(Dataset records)
━━━━━━
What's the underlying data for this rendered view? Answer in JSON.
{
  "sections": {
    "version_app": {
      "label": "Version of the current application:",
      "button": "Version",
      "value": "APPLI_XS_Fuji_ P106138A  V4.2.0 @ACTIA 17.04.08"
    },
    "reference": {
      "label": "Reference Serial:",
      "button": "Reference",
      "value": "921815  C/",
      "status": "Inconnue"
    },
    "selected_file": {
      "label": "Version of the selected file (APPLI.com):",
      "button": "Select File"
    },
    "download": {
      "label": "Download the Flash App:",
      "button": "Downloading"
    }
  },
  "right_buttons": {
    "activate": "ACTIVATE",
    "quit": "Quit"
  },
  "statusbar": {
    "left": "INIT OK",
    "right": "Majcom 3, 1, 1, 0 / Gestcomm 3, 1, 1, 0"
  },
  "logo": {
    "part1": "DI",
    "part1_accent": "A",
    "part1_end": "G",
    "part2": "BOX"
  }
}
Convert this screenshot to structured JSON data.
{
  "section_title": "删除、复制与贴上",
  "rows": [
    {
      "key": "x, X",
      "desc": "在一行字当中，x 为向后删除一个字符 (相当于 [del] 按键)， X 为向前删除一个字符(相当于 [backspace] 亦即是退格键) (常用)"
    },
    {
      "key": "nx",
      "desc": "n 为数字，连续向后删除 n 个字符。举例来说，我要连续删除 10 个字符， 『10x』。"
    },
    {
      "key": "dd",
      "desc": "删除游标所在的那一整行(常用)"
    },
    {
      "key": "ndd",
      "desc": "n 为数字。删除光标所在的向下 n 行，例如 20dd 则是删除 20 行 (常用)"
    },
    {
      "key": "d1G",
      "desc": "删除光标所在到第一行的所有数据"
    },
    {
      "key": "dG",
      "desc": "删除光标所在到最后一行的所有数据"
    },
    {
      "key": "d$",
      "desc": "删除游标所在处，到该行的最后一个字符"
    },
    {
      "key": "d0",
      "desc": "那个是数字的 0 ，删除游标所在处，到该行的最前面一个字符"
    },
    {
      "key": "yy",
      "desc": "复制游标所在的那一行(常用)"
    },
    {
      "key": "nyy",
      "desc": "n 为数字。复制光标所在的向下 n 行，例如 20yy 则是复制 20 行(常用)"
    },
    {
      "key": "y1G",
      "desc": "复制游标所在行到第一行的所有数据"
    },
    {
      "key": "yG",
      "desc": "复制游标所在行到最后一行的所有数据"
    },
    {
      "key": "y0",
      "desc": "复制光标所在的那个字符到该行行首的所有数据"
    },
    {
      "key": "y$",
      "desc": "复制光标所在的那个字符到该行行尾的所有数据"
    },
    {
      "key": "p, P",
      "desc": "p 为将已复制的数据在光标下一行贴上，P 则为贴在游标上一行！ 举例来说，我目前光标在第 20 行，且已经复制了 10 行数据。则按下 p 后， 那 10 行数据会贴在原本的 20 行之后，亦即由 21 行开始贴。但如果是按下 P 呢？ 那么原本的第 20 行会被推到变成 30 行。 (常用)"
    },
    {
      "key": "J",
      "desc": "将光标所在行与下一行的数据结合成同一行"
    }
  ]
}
━━━━━━
== Stated task ==
Copy each entry exactly, with nothing added or dropped.

== Finished exercise ==
What's the underlying data for this rendered view? Answer in JSON.
{
  "sections": {
    "version_app": {
      "label": "Version of the current application:",
      "button": "Version",
      "value": "APPLI_XS_Fuji_ P106138A  V4.2.0 @ACTIA 17.04.08"
    },
    "reference": {
      "label": "Reference Serial:",
      "button": "Reference",
      "value": "921815  C/",
      "status": "Inconnue"
    },
    "selected_file": {
      "label": "Version of the selected file (APPLI.com):",
      "button": "Select File"
    },
    "download": {
      "label": "Download the Flash App:",
      "button": "Downloading"
    }
  },
  "right_buttons": {
    "activate": "ACTIVATE",
    "quit": "Quit"
  },
  "statusbar": {
    "left": "INIT OK",
    "right": "Majcom 3, 1, 1, 0 / Gestcomm 3, 1, 1, 0"
  },
  "logo": {
    "part1": "DI",
    "part1_accent": "A",
    "part1_end": "G",
    "part2": "BOX"
  }
}
Convert this screenshot to structured JSON data.
{
  "section_title": "删除、复制与贴上",
  "rows": [
    {
      "key": "x, X",
      "desc": "在一行字当中，x 为向后删除一个字符 (相当于 [del] 按键)， X 为向前删除一个字符(相当于 [backspace] 亦即是退格键) (常用)"
    },
    {
      "key": "nx",
      "desc": "n 为数字，连续向后删除 n 个字符。举例来说，我要连续删除 10 个字符， 『10x』。"
    },
    {
      "key": "dd",
      "desc": "删除游标所在的那一整行(常用)"
    },
    {
      "key": "ndd",
      "desc": "n 为数字。删除光标所在的向下 n 行，例如 20dd 则是删除 20 行 (常用)"
    },
    {
      "key": "d1G",
      "desc": "删除光标所在到第一行的所有数据"
    },
    {
      "key": "dG",
      "desc": "删除光标所在到最后一行的所有数据"
    },
    {
      "key": "d$",
      "desc": "删除游标所在处，到该行的最后一个字符"
    },
    {
      "key": "d0",
      "desc": "那个是数字的 0 ，删除游标所在处，到该行的最前面一个字符"
    },
    {
      "key": "yy",
      "desc": "复制游标所在的那一行(常用)"
    },
    {
      "key": "nyy",
      "desc": "n 为数字。复制光标所在的向下 n 行，例如 20yy 则是复制 20 行(常用)"
    },
    {
      "key": "y1G",
      "desc": "复制游标所在行到第一行的所有数据"
    },
    {
      "key": "yG",
      "desc": "复制游标所在行到最后一行的所有数据"
    },
    {
      "key": "y0",
      "desc": "复制光标所在的那个字符到该行行首的所有数据"
    },
    {
      "key": "y$",
      "desc": "复制光标所在的那个字符到该行行尾的所有数据"
    },
    {
      "key": "p, P",
      "desc": "p 为将已复制的数据在光标下一行贴上，P 则为贴在游标上一行！ 举例来说，我目前光标在第 20 行，且已经复制了 10 行数据。则按下 p 后， 那 10 行数据会贴在原本的 20 行之后，亦即由 21 行开始贴。但如果是按下 P 呢？ 那么原本的第 20 行会被推到变成 30 行。 (常用)"
    },
    {
      "key": "J",
      "desc": "将光标所在行与下一行的数据结合成同一行"
    }
  ]
}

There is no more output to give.